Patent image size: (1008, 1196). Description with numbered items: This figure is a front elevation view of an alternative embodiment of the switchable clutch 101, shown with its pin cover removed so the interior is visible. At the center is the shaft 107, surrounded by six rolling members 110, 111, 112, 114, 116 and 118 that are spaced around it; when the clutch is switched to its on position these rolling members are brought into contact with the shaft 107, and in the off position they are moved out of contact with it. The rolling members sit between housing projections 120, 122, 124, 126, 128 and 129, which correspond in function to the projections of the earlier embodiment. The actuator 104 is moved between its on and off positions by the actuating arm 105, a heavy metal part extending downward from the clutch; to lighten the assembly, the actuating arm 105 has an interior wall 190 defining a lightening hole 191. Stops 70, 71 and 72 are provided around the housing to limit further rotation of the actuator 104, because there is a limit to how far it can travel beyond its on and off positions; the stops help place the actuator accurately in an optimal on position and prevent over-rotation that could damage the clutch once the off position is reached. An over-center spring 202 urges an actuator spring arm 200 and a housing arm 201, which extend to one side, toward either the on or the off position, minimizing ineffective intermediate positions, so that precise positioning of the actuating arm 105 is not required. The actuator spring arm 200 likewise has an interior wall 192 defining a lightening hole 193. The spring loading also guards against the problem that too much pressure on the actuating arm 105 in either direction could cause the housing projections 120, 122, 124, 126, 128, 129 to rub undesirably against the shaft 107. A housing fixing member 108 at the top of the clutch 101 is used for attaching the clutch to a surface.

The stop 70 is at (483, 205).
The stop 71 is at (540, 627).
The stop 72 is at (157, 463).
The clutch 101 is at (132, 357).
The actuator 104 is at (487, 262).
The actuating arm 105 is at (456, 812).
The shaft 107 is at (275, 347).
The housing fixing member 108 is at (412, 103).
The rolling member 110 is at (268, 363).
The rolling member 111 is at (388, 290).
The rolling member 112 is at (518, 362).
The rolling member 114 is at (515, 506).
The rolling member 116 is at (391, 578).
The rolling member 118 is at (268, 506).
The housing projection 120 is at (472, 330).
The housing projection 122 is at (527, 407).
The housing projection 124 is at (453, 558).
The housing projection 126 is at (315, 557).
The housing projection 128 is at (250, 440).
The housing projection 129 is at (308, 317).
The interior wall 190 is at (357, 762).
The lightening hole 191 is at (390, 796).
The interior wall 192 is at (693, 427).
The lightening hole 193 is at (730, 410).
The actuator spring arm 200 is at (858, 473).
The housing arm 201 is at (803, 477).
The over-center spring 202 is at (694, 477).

● ● ● ●

> **Exercise**
Swap "pin cover" for "end cover" throughout the listing above and write out every line again, changing nothing else.

> **Reply**
Patent image size: (1008, 1196). Description with numbered items: This figure is a front elevation view of an alternative embodiment of the switchable clutch 101, shown with its end cover removed so the interior is visible. At the center is the shaft 107, surrounded by six rolling members 110, 111, 112, 114, 116 and 118 that are spaced around it; when the clutch is switched to its on position these rolling members are brought into contact with the shaft 107, and in the off position they are moved out of contact with it. The rolling members sit between housing projections 120, 122, 124, 126, 128 and 129, which correspond in function to the projections of the earlier embodiment. The actuator 104 is moved between its on and off positions by the actuating arm 105, a heavy metal part extending downward from the clutch; to lighten the assembly, the actuating arm 105 has an interior wall 190 defining a lightening hole 191. Stops 70, 71 and 72 are provided around the housing to limit further rotation of the actuator 104, because there is a limit to how far it can travel beyond its on and off positions; the stops help place the actuator accurately in an optimal on position and prevent over-rotation that could damage the clutch once the off position is reached. An over-center spring 202 urges an actuator spring arm 200 and a housing arm 201, which extend to one side, toward either the on or the off position, minimizing ineffective intermediate positions, so that precise positioning of the actuating arm 105 is not required. The actuator spring arm 200 likewise has an interior wall 192 defining a lightening hole 193. The spring loading also guards against the problem that too much pressure on the actuating arm 105 in either direction could cause the housing projections 120, 122, 124, 126, 128, 129 to rub undesirably against the shaft 107. A housing fixing member 108 at the top of the clutch 101 is used for attaching the clutch to a surface.

The stop 70 is at (483, 205).
The stop 71 is at (540, 627).
The stop 72 is at (157, 463).
The clutch 101 is at (132, 357).
The actuator 104 is at (487, 262).
The actuating arm 105 is at (456, 812).
The shaft 107 is at (275, 347).
The housing fixing member 108 is at (412, 103).
The rolling member 110 is at (268, 363).
The rolling member 111 is at (388, 290).
The rolling member 112 is at (518, 362).
The rolling member 114 is at (515, 506).
The rolling member 116 is at (391, 578).
The rolling member 118 is at (268, 506).
The housing projection 120 is at (472, 330).
The housing projection 122 is at (527, 407).
The housing projection 124 is at (453, 558).
The housing projection 126 is at (315, 557).
The housing projection 128 is at (250, 440).
The housing projection 129 is at (308, 317).
The interior wall 190 is at (357, 762).
The lightening hole 191 is at (390, 796).
The interior wall 192 is at (693, 427).
The lightening hole 193 is at (730, 410).
The actuator spring arm 200 is at (858, 473).
The housing arm 201 is at (803, 477).
The over-center spring 202 is at (694, 477).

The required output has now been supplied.